Stored data entries
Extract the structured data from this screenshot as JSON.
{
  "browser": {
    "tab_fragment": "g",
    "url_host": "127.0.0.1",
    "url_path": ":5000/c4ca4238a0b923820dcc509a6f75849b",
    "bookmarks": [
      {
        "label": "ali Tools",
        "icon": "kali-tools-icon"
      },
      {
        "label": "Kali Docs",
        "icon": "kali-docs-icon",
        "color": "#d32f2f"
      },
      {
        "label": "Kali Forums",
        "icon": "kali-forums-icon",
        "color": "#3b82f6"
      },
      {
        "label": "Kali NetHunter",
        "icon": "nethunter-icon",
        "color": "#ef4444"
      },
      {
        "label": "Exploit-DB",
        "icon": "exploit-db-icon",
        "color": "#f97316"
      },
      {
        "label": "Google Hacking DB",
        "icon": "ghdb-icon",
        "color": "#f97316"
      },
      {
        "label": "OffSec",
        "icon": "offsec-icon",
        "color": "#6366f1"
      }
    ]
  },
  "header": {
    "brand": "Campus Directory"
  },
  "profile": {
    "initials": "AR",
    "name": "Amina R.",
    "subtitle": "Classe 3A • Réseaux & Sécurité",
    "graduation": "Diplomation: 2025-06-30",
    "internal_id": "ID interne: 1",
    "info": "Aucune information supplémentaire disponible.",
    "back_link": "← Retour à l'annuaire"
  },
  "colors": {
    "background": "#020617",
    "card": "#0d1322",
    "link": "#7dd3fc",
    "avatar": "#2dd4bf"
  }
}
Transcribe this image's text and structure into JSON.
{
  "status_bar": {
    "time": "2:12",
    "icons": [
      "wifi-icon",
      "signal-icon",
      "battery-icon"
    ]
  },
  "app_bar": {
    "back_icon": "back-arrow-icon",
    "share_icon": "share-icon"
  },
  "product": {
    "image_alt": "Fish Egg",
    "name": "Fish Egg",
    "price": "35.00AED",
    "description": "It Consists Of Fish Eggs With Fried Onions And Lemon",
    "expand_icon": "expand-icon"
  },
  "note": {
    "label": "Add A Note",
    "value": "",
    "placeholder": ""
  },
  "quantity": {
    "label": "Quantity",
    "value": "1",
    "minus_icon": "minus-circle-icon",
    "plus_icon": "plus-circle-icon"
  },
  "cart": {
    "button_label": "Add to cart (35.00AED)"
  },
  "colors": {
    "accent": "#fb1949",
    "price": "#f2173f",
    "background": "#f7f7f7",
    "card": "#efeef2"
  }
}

YOUR OBJECTIVE:
Copy out the material word for word and line for line.

CORRECT OUTPUT:
Extract the structured data from this screenshot as JSON.
{
  "browser": {
    "tab_fragment": "g",
    "url_host": "127.0.0.1",
    "url_path": ":5000/c4ca4238a0b923820dcc509a6f75849b",
    "bookmarks": [
      {
        "label": "ali Tools",
        "icon": "kali-tools-icon"
      },
      {
        "label": "Kali Docs",
        "icon": "kali-docs-icon",
        "color": "#d32f2f"
      },
      {
        "label": "Kali Forums",
        "icon": "kali-forums-icon",
        "color": "#3b82f6"
      },
      {
        "label": "Kali NetHunter",
        "icon": "nethunter-icon",
        "color": "#ef4444"
      },
      {
        "label": "Exploit-DB",
        "icon": "exploit-db-icon",
        "color": "#f97316"
      },
      {
        "label": "Google Hacking DB",
        "icon": "ghdb-icon",
        "color": "#f97316"
      },
      {
        "label": "OffSec",
        "icon": "offsec-icon",
        "color": "#6366f1"
      }
    ]
  },
  "header": {
    "brand": "Campus Directory"
  },
  "profile": {
    "initials": "AR",
    "name": "Amina R.",
    "subtitle": "Classe 3A • Réseaux & Sécurité",
    "graduation": "Diplomation: 2025-06-30",
    "internal_id": "ID interne: 1",
    "info": "Aucune information supplémentaire disponible.",
    "back_link": "← Retour à l'annuaire"
  },
  "colors": {
    "background": "#020617",
    "card": "#0d1322",
    "link": "#7dd3fc",
    "avatar": "#2dd4bf"
  }
}
Transcribe this image's text and structure into JSON.
{
  "status_bar": {
    "time": "2:12",
    "icons": [
      "wifi-icon",
      "signal-icon",
      "battery-icon"
    ]
  },
  "app_bar": {
    "back_icon": "back-arrow-icon",
    "share_icon": "share-icon"
  },
  "product": {
    "image_alt": "Fish Egg",
    "name": "Fish Egg",
    "price": "35.00AED",
    "description": "It Consists Of Fish Eggs With Fried Onions And Lemon",
    "expand_icon": "expand-icon"
  },
  "note": {
    "label": "Add A Note",
    "value": "",
    "placeholder": ""
  },
  "quantity": {
    "label": "Quantity",
    "value": "1",
    "minus_icon": "minus-circle-icon",
    "plus_icon": "plus-circle-icon"
  },
  "cart": {
    "button_label": "Add to cart (35.00AED)"
  },
  "colors": {
    "accent": "#fb1949",
    "price": "#f2173f",
    "background": "#f7f7f7",
    "card": "#efeef2"
  }
}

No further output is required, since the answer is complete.